FONTE =>
PICCOLO TEATRO GRASSI DI MILANO
"IL DECAMERON DELLE DONNE"
UNA STORIA LUNGA TRENT'ANNI
Nel trentennale del debutto, il 10 e l’11 novembre, al
Piccolo Teatro Grassi, va in scena Il Decameron delle Donne, scritto e diretto
da Donatella Massimilla, direttrice artistica del CETEC Dentro/Fuori San
Vittore.
Debuttava trent’anni fa Il Decameron delle donne,
liberamente ispirato al romanzo della scrittrice russa Julia Voznesenskaja:
alcune donne, rinchiuse in un reparto maternità e allontanate dai loro bambini
per un’infezione della pelle, raccontano, ispirandosi a Boccaccio, storie di
vita e di amore. Una metafora della dura realtà del gulag, vissuta dalla
scrittrice prima dell’esilio in Germania.
Da qui parte il lungo viaggio teatrale “al femminile” che ha
portato alla creazione del CETEC e di una compagnia teatrale Dentro/Fuori San
Vittore. Donatella Massimilla, regista e drammaturga, adatta, allora come oggi,
i testi originari per la compagnia di San Vittore, includendo nuove storie
delle attrici del CETEC e dando corpo così ai loro sogni, desideri, visioni.
Anche le musiche, originali ed eseguite dal vivo da
Gianpietro Marazza, sono arricchite da canzoni scritte dalle stesse interpreti.
CETEC Dentro/Fuori San Vittore – La compagnia teatrale che
integra attori ex detenuti e non, è nata nel 1999 dall’esperienza portata
avanti da Donatella Massimilla con Ticvin Teatro all’interno del carcere di San
Vittore, insieme ad altre compagnie europee e al coordinamento nazionale
Altermusa carcere e arti sceniche. Il teatro del CETEC è da sempre
caratterizzato da tematiche sociali forti e da un legame con le situazioni
liminali, quali il carcere, le periferie delle città, il disagio psichiatrico,
giovanile, la migrazione, l’handicap. Dal 2005 il CETEC ha portato in Italia
l'Edge Festival – le Arti nel sociale, nato a Cambridge. Promuove una serie di
incontri e meeting tra festival e realtà che ora aderiscono ad un vero e
proprio Edge Network, dando valore e dignità artistica ad esperienze teatrali e
artistiche europee di integrazione, ricerca della memoria e inclusione sociale.
Nel 2018 Donatella Massimilla è insignita dell’ Attestato di Benemerenza Civica
Ambrogino, per il suo lavoro artistico innovativo con il CETEC e il suo impegno
civile nel sociale.
Il teatro in carcere è uno dei linguaggi trasformativi per
eccellenza.

DATI =>
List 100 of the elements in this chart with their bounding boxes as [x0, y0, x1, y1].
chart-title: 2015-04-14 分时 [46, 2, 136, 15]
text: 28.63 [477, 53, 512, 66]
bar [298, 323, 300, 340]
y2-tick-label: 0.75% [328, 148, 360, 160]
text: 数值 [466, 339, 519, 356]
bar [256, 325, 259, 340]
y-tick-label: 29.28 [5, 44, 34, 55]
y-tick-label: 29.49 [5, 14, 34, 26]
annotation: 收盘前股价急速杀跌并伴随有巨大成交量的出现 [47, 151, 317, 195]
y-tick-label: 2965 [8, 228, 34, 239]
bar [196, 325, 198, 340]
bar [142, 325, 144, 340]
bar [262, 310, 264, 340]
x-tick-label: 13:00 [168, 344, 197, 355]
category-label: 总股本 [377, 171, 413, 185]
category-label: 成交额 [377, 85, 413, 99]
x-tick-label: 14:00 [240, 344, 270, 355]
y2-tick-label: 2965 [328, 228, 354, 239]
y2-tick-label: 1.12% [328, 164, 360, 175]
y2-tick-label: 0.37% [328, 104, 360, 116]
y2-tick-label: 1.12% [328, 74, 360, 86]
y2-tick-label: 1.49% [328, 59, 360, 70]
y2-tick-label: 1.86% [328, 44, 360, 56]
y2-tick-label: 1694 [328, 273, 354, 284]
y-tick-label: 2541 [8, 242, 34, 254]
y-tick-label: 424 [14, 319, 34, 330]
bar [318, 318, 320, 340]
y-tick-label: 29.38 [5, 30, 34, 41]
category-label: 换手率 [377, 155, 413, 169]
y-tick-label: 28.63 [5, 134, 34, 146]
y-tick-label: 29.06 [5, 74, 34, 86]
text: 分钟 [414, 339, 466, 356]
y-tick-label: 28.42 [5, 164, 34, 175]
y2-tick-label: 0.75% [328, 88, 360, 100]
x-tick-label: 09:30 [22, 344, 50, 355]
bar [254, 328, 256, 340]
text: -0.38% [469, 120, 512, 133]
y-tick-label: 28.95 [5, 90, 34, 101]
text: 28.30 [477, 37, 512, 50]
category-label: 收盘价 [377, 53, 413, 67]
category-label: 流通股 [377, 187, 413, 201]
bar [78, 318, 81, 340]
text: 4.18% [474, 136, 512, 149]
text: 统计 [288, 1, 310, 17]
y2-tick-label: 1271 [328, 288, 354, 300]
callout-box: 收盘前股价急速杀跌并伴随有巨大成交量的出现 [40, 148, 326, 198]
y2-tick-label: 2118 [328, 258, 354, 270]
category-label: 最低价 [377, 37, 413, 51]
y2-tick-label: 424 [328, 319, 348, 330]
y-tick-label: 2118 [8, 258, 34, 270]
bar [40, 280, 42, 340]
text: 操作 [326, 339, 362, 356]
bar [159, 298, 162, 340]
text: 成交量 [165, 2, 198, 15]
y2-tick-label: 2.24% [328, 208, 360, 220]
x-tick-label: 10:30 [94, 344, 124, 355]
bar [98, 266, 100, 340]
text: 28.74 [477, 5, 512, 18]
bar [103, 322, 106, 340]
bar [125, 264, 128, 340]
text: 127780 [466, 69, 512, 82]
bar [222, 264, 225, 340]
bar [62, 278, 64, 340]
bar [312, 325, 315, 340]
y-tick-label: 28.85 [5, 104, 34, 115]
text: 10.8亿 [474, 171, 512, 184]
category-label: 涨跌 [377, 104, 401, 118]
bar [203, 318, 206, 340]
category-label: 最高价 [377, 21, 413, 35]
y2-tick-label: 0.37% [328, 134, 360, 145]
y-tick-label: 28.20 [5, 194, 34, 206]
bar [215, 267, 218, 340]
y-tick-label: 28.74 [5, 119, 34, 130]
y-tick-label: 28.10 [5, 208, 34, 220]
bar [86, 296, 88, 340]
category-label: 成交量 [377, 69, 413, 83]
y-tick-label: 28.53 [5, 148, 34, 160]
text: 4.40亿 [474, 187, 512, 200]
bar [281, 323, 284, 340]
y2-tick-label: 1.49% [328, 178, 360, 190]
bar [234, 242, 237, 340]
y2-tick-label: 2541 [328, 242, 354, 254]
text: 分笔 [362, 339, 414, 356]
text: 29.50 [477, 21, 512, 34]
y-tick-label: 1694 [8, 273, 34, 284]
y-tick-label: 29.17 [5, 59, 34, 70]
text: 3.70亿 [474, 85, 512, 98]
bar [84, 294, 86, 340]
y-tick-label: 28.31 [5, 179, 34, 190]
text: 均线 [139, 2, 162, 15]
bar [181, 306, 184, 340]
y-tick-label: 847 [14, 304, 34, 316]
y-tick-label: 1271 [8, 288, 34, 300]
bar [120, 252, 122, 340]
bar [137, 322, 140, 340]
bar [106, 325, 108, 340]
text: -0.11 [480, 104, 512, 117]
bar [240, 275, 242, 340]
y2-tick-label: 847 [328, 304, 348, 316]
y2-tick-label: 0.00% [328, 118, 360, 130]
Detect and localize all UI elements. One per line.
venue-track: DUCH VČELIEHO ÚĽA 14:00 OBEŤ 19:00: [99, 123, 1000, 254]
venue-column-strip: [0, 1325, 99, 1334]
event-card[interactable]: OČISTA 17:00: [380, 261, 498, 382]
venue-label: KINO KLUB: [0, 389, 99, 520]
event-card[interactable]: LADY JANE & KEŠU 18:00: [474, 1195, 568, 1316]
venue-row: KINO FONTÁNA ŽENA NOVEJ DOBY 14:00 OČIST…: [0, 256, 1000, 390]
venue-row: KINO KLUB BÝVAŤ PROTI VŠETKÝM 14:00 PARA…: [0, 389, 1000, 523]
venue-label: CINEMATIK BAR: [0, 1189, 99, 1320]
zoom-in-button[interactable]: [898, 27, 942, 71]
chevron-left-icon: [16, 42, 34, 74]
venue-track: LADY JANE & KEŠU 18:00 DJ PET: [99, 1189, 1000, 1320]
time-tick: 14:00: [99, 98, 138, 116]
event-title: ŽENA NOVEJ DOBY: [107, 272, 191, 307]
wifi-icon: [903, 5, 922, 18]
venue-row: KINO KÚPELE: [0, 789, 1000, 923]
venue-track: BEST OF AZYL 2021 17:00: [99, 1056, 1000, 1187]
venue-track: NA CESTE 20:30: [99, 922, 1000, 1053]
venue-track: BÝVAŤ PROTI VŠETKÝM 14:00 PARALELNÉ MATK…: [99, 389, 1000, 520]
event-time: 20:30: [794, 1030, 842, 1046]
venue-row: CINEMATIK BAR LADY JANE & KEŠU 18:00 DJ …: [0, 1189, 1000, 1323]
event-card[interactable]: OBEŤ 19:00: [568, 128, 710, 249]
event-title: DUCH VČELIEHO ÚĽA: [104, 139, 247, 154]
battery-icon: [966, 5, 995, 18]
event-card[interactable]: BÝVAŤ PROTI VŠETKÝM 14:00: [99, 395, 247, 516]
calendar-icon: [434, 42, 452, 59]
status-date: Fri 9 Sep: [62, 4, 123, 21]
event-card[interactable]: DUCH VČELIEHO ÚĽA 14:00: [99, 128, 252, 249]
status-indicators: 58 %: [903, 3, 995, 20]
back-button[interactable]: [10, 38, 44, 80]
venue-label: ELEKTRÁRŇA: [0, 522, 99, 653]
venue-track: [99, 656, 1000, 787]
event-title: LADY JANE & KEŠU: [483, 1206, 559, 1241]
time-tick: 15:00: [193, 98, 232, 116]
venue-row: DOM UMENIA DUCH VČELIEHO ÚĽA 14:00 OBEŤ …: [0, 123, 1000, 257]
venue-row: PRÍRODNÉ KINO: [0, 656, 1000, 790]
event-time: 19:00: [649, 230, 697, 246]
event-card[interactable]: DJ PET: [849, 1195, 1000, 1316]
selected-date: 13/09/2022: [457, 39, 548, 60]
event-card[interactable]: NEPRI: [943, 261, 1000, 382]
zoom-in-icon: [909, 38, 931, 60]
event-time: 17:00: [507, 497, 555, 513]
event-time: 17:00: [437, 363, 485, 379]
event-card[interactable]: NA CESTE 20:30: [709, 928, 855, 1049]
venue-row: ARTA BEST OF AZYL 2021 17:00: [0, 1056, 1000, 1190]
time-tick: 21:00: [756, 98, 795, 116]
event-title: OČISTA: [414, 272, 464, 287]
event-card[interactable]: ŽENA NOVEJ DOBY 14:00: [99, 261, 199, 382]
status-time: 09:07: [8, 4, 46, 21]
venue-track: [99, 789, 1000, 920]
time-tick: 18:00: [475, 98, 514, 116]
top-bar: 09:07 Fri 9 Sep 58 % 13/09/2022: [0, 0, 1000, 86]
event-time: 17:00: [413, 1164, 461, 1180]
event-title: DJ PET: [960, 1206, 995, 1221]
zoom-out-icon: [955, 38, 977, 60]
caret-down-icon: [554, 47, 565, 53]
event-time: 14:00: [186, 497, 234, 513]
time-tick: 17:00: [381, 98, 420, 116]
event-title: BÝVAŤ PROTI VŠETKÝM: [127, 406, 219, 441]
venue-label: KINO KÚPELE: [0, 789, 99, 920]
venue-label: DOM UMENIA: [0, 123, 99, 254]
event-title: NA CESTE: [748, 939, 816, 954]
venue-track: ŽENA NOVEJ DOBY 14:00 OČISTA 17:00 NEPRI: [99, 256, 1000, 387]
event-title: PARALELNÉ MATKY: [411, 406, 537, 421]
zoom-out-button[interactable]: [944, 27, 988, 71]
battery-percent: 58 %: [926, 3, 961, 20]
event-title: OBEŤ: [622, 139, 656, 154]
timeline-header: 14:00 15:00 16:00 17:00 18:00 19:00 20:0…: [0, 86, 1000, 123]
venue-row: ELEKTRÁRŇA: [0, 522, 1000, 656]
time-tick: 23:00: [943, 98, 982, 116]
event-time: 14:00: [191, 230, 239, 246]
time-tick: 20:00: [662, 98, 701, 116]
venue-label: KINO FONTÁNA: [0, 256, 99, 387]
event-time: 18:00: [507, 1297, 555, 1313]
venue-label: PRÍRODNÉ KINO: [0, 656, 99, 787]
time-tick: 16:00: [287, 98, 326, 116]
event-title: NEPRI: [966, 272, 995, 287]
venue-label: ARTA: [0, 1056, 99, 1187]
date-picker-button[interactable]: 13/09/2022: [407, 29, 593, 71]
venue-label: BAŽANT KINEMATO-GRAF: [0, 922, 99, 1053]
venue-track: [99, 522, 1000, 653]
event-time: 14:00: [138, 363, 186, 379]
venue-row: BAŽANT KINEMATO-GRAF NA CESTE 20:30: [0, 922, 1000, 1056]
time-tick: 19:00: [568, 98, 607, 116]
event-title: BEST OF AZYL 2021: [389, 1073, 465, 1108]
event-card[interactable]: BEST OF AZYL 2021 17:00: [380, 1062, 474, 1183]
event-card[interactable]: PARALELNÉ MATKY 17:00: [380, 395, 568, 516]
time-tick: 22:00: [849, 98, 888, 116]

CONSEGNA =>
Cita testualmente dalla fonte sul Decameron delle donne il passo che comincia con le parole "Debuttava trent’anni fa" e si ferma dopo le parole "dell’esilio in Germania.".

SOLUZIONE =>
Debuttava trent’anni fa Il Decameron delle donne,
liberamente ispirato al romanzo della scrittrice russa Julia Voznesenskaja:
alcune donne, rinchiuse in un reparto maternità e allontanate dai loro bambini
per un’infezione della pelle, raccontano, ispirandosi a Boccaccio, storie di
vita e di amore. Una metafora della dura realtà del gulag, vissuta dalla
scrittrice prima dell’esilio in Germania.